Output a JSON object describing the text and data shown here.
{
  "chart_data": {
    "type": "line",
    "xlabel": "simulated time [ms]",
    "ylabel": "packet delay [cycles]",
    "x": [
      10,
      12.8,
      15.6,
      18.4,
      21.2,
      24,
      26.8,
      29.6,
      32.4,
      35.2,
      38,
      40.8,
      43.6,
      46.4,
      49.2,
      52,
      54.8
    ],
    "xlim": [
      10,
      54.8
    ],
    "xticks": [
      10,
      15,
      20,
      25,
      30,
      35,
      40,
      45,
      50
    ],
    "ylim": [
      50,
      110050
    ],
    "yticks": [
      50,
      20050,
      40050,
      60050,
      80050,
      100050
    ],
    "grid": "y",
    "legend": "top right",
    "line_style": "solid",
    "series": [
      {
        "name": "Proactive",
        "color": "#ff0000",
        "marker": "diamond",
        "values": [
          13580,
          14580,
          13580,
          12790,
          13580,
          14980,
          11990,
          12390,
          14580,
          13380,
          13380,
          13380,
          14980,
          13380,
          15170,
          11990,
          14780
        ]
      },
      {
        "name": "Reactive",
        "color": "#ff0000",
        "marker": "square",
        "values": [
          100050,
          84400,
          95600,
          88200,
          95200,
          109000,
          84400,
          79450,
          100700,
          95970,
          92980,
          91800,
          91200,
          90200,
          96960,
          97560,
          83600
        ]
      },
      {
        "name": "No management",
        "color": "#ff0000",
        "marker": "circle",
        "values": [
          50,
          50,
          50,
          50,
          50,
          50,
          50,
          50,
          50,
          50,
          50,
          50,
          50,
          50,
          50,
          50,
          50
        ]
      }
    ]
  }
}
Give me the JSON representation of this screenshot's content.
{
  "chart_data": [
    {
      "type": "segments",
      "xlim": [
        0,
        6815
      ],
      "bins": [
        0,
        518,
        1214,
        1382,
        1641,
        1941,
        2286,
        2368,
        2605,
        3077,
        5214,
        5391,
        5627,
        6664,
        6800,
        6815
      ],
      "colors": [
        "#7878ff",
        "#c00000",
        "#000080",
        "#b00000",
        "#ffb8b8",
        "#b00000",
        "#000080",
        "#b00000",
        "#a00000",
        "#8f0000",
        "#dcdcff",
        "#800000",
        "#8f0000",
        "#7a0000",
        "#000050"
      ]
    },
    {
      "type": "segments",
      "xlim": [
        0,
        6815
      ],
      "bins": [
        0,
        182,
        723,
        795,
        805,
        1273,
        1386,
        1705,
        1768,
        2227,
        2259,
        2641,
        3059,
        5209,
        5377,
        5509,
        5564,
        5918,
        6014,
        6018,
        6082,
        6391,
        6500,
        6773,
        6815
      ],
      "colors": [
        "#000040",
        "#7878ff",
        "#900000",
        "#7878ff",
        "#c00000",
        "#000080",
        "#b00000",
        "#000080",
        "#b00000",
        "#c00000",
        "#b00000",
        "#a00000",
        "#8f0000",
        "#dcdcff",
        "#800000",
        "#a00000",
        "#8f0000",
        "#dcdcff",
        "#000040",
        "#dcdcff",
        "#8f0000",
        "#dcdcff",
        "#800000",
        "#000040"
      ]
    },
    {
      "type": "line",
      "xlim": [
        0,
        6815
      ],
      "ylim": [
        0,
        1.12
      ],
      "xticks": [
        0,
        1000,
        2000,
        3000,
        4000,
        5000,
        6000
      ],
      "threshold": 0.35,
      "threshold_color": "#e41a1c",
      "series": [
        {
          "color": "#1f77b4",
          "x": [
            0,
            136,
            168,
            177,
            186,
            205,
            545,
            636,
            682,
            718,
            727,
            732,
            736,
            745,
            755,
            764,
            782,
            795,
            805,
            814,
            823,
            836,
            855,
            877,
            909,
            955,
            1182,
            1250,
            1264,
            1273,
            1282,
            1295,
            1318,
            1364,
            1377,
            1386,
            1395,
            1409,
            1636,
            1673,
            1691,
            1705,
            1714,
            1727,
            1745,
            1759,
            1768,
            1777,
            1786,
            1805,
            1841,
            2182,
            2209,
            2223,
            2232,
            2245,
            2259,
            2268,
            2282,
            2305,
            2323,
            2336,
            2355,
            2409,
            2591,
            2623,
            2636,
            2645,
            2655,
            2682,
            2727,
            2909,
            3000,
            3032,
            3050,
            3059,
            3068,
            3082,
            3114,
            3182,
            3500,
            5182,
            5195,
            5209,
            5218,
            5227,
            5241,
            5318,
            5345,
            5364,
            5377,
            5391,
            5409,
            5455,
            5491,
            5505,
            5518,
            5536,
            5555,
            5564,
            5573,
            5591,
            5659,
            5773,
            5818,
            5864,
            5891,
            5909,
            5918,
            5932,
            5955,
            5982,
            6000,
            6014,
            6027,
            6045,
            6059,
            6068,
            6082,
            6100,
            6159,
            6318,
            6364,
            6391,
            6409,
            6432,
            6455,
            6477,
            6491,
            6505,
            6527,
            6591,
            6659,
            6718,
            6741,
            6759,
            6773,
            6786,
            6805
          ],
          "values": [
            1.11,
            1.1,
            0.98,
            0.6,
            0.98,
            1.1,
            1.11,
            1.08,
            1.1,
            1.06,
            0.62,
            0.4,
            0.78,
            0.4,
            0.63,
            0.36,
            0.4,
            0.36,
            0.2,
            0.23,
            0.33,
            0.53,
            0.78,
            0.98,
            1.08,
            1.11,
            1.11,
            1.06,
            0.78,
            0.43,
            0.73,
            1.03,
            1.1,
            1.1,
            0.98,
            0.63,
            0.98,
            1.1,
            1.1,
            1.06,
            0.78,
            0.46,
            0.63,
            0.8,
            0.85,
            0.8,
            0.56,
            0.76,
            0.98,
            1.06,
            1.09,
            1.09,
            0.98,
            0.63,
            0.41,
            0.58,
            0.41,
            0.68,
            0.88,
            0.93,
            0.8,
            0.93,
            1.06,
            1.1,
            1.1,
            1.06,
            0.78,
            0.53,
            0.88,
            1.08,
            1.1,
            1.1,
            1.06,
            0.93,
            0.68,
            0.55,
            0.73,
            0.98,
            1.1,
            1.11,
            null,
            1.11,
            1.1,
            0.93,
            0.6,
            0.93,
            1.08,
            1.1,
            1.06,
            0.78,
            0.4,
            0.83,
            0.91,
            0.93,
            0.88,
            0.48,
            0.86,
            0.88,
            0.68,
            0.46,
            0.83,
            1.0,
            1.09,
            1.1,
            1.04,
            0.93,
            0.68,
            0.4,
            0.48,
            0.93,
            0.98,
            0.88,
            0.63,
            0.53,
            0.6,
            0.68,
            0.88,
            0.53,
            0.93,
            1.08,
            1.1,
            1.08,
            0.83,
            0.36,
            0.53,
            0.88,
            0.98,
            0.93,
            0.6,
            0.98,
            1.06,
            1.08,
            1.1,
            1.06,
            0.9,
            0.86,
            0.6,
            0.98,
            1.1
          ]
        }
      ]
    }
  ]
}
########################################
What is required: Take the entries above and copy them out exactly.

Task answer:
Output a JSON object describing the text and data shown here.
{
  "chart_data": {
    "type": "line",
    "xlabel": "simulated time [ms]",
    "ylabel": "packet delay [cycles]",
    "x": [
      10,
      12.8,
      15.6,
      18.4,
      21.2,
      24,
      26.8,
      29.6,
      32.4,
      35.2,
      38,
      40.8,
      43.6,
      46.4,
      49.2,
      52,
      54.8
    ],
    "xlim": [
      10,
      54.8
    ],
    "xticks": [
      10,
      15,
      20,
      25,
      30,
      35,
      40,
      45,
      50
    ],
    "ylim": [
      50,
      110050
    ],
    "yticks": [
      50,
      20050,
      40050,
      60050,
      80050,
      100050
    ],
    "grid": "y",
    "legend": "top right",
    "line_style": "solid",
    "series": [
      {
        "name": "Proactive",
        "color": "#ff0000",
        "marker": "diamond",
        "values": [
          13580,
          14580,
          13580,
          12790,
          13580,
          14980,
          11990,
          12390,
          14580,
          13380,
          13380,
          13380,
          14980,
          13380,
          15170,
          11990,
          14780
        ]
      },
      {
        "name": "Reactive",
        "color": "#ff0000",
        "marker": "square",
        "values": [
          100050,
          84400,
          95600,
          88200,
          95200,
          109000,
          84400,
          79450,
          100700,
          95970,
          92980,
          91800,
          91200,
          90200,
          96960,
          97560,
          83600
        ]
      },
      {
        "name": "No management",
        "color": "#ff0000",
        "marker": "circle",
        "values": [
          50,
          50,
          50,
          50,
          50,
          50,
          50,
          50,
          50,
          50,
          50,
          50,
          50,
          50,
          50,
          50,
          50
        ]
      }
    ]
  }
}
Give me the JSON representation of this screenshot's content.
{
  "chart_data": [
    {
      "type": "segments",
      "xlim": [
        0,
        6815
      ],
      "bins": [
        0,
        518,
        1214,
        1382,
        1641,
        1941,
        2286,
        2368,
        2605,
        3077,
        5214,
        5391,
        5627,
        6664,
        6800,
        6815
      ],
      "colors": [
        "#7878ff",
        "#c00000",
        "#000080",
        "#b00000",
        "#ffb8b8",
        "#b00000",
        "#000080",
        "#b00000",
        "#a00000",
        "#8f0000",
        "#dcdcff",
        "#800000",
        "#8f0000",
        "#7a0000",
        "#000050"
      ]
    },
    {
      "type": "segments",
      "xlim": [
        0,
        6815
      ],
      "bins": [
        0,
        182,
        723,
        795,
        805,
        1273,
        1386,
        1705,
        1768,
        2227,
        2259,
        2641,
        3059,
        5209,
        5377,
        5509,
        5564,
        5918,
        6014,
        6018,
        6082,
        6391,
        6500,
        6773,
        6815
      ],
      "colors": [
        "#000040",
        "#7878ff",
        "#900000",
        "#7878ff",
        "#c00000",
        "#000080",
        "#b00000",
        "#000080",
        "#b00000",
        "#c00000",
        "#b00000",
        "#a00000",
        "#8f0000",
        "#dcdcff",
        "#800000",
        "#a00000",
        "#8f0000",
        "#dcdcff",
        "#000040",
        "#dcdcff",
        "#8f0000",
        "#dcdcff",
        "#800000",
        "#000040"
      ]
    },
    {
      "type": "line",
      "xlim": [
        0,
        6815
      ],
      "ylim": [
        0,
        1.12
      ],
      "xticks": [
        0,
        1000,
        2000,
        3000,
        4000,
        5000,
        6000
      ],
      "threshold": 0.35,
      "threshold_color": "#e41a1c",
      "series": [
        {
          "color": "#1f77b4",
          "x": [
            0,
            136,
            168,
            177,
            186,
            205,
            545,
            636,
            682,
            718,
            727,
            732,
            736,
            745,
            755,
            764,
            782,
            795,
            805,
            814,
            823,
            836,
            855,
            877,
            909,
            955,
            1182,
            1250,
            1264,
            1273,
            1282,
            1295,
            1318,
            1364,
            1377,
            1386,
            1395,
            1409,
            1636,
            1673,
            1691,
            1705,
            1714,
            1727,
            1745,
            1759,
            1768,
            1777,
            1786,
            1805,
            1841,
            2182,
            2209,
            2223,
            2232,
            2245,
            2259,
            2268,
            2282,
            2305,
            2323,
            2336,
            2355,
            2409,
            2591,
            2623,
            2636,
            2645,
            2655,
            2682,
            2727,
            2909,
            3000,
            3032,
            3050,
            3059,
            3068,
            3082,
            3114,
            3182,
            3500,
            5182,
            5195,
            5209,
            5218,
            5227,
            5241,
            5318,
            5345,
            5364,
            5377,
            5391,
            5409,
            5455,
            5491,
            5505,
            5518,
            5536,
            5555,
            5564,
            5573,
            5591,
            5659,
            5773,
            5818,
            5864,
            5891,
            5909,
            5918,
            5932,
            5955,
            5982,
            6000,
            6014,
            6027,
            6045,
            6059,
            6068,
            6082,
            6100,
            6159,
            6318,
            6364,
            6391,
            6409,
            6432,
            6455,
            6477,
            6491,
            6505,
            6527,
            6591,
            6659,
            6718,
            6741,
            6759,
            6773,
            6786,
            6805
          ],
          "values": [
            1.11,
            1.1,
            0.98,
            0.6,
            0.98,
            1.1,
            1.11,
            1.08,
            1.1,
            1.06,
            0.62,
            0.4,
            0.78,
            0.4,
            0.63,
            0.36,
            0.4,
            0.36,
            0.2,
            0.23,
            0.33,
            0.53,
            0.78,
            0.98,
            1.08,
            1.11,
            1.11,
            1.06,
            0.78,
            0.43,
            0.73,
            1.03,
            1.1,
            1.1,
            0.98,
            0.63,
            0.98,
            1.1,
            1.1,
            1.06,
            0.78,
            0.46,
            0.63,
            0.8,
            0.85,
            0.8,
            0.56,
            0.76,
            0.98,
            1.06,
            1.09,
            1.09,
            0.98,
            0.63,
            0.41,
            0.58,
            0.41,
            0.68,
            0.88,
            0.93,
            0.8,
            0.93,
            1.06,
            1.1,
            1.1,
            1.06,
            0.78,
            0.53,
            0.88,
            1.08,
            1.1,
            1.1,
            1.06,
            0.93,
            0.68,
            0.55,
            0.73,
            0.98,
            1.1,
            1.11,
            null,
            1.11,
            1.1,
            0.93,
            0.6,
            0.93,
            1.08,
            1.1,
            1.06,
            0.78,
            0.4,
            0.83,
            0.91,
            0.93,
            0.88,
            0.48,
            0.86,
            0.88,
            0.68,
            0.46,
            0.83,
            1.0,
            1.09,
            1.1,
            1.04,
            0.93,
            0.68,
            0.4,
            0.48,
            0.93,
            0.98,
            0.88,
            0.63,
            0.53,
            0.6,
            0.68,
            0.88,
            0.53,
            0.93,
            1.08,
            1.1,
            1.08,
            0.83,
            0.36,
            0.53,
            0.88,
            0.98,
            0.93,
            0.6,
            0.98,
            1.06,
            1.08,
            1.1,
            1.06,
            0.9,
            0.86,
            0.6,
            0.98,
            1.1
          ]
        }
      ]
    }
  ]
}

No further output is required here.